__Set task__
Below are some records. Write out the lines from the one containing "Transcribe this image's" to the last line, word for word, leaving out pictures.

__Given data__

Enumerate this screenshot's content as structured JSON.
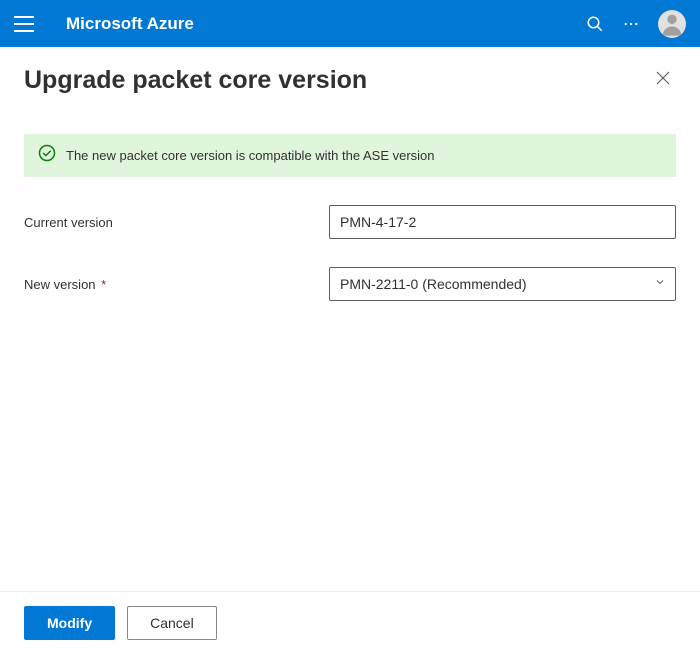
{
  "header": {
    "brand": "Microsoft Azure"
  },
  "page": {
    "title": "Upgrade packet core version"
  },
  "notice": {
    "text": "The new packet core version is compatible with the ASE version"
  },
  "form": {
    "current_version_label": "Current version",
    "current_version_value": "PMN-4-17-2",
    "new_version_label": "New version",
    "new_version_value": "PMN-2211-0 (Recommended)"
  },
  "footer": {
    "modify_label": "Modify",
    "cancel_label": "Cancel"
  }
}
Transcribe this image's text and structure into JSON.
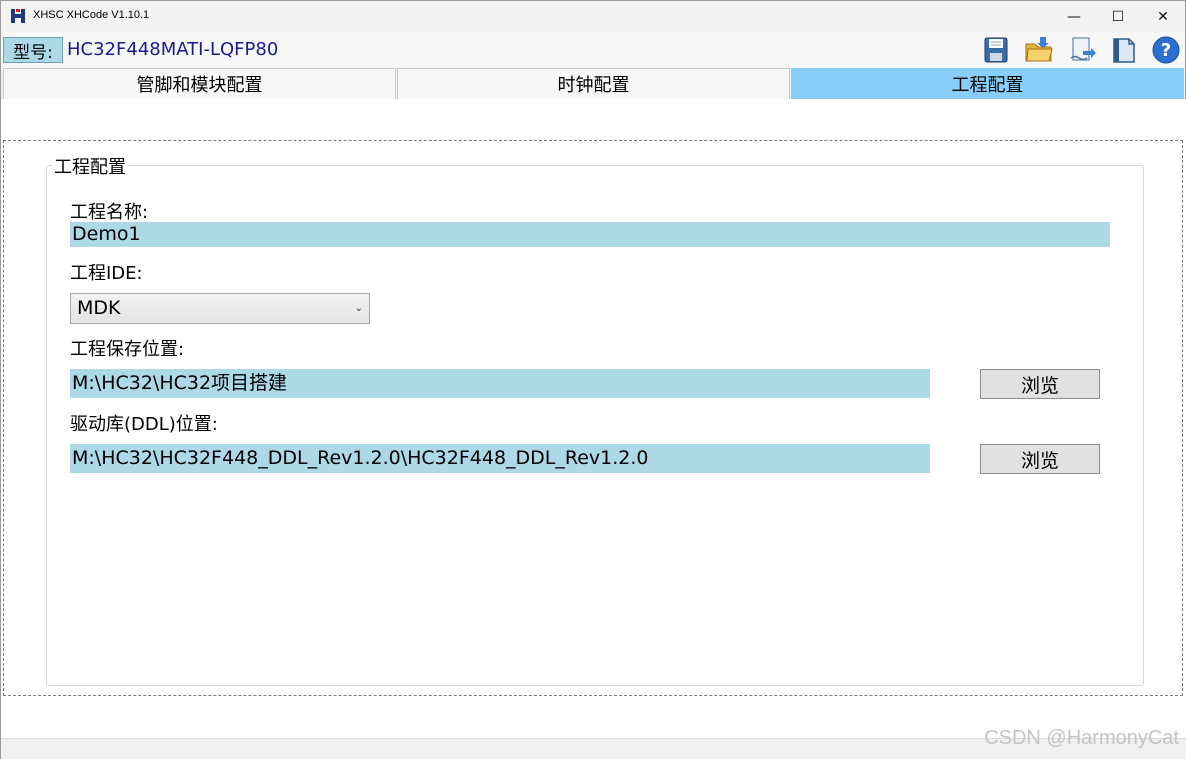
{
  "window": {
    "title": "XHSC XHCode V1.10.1",
    "minimize_glyph": "—",
    "maximize_glyph": "☐",
    "close_glyph": "✕"
  },
  "toolbar": {
    "model_label": "型号:",
    "model_value": "HC32F448MATI-LQFP80",
    "icons": [
      "save-icon",
      "open-folder-icon",
      "export-icon",
      "document-icon",
      "help-icon"
    ],
    "help_glyph": "?"
  },
  "tabs": [
    {
      "label": "管脚和模块配置",
      "active": false
    },
    {
      "label": "时钟配置",
      "active": false
    },
    {
      "label": "工程配置",
      "active": true
    }
  ],
  "project": {
    "group_title": "工程配置",
    "name_label": "工程名称:",
    "name_value": "Demo1",
    "ide_label": "工程IDE:",
    "ide_value": "MDK",
    "save_label": "工程保存位置:",
    "save_path": "M:\\HC32\\HC32项目搭建",
    "ddl_label": "驱动库(DDL)位置:",
    "ddl_path": "M:\\HC32\\HC32F448_DDL_Rev1.2.0\\HC32F448_DDL_Rev1.2.0",
    "browse_label": "浏览"
  },
  "watermark": "CSDN @HarmonyCat",
  "colors": {
    "accent": "#87cefa",
    "field": "#add8e6"
  }
}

__Final result__
Transcribe this image's text and structure into JSON.
{
  "window": {
    "title": "XHSC XHCode V1.10.1",
    "minimize_glyph": "—",
    "maximize_glyph": "☐",
    "close_glyph": "✕"
  },
  "toolbar": {
    "model_label": "型号:",
    "model_value": "HC32F448MATI-LQFP80",
    "icons": [
      "save-icon",
      "open-folder-icon",
      "export-icon",
      "document-icon",
      "help-icon"
    ],
    "help_glyph": "?"
  },
  "tabs": [
    {
      "label": "管脚和模块配置",
      "active": false
    },
    {
      "label": "时钟配置",
      "active": false
    },
    {
      "label": "工程配置",
      "active": true
    }
  ],
  "project": {
    "group_title": "工程配置",
    "name_label": "工程名称:",
    "name_value": "Demo1",
    "ide_label": "工程IDE:",
    "ide_value": "MDK",
    "save_label": "工程保存位置:",
    "save_path": "M:\\HC32\\HC32项目搭建",
    "ddl_label": "驱动库(DDL)位置:",
    "ddl_path": "M:\\HC32\\HC32F448_DDL_Rev1.2.0\\HC32F448_DDL_Rev1.2.0",
    "browse_label": "浏览"
  },
  "watermark": "CSDN @HarmonyCat",
  "colors": {
    "accent": "#87cefa",
    "field": "#add8e6"
  }
}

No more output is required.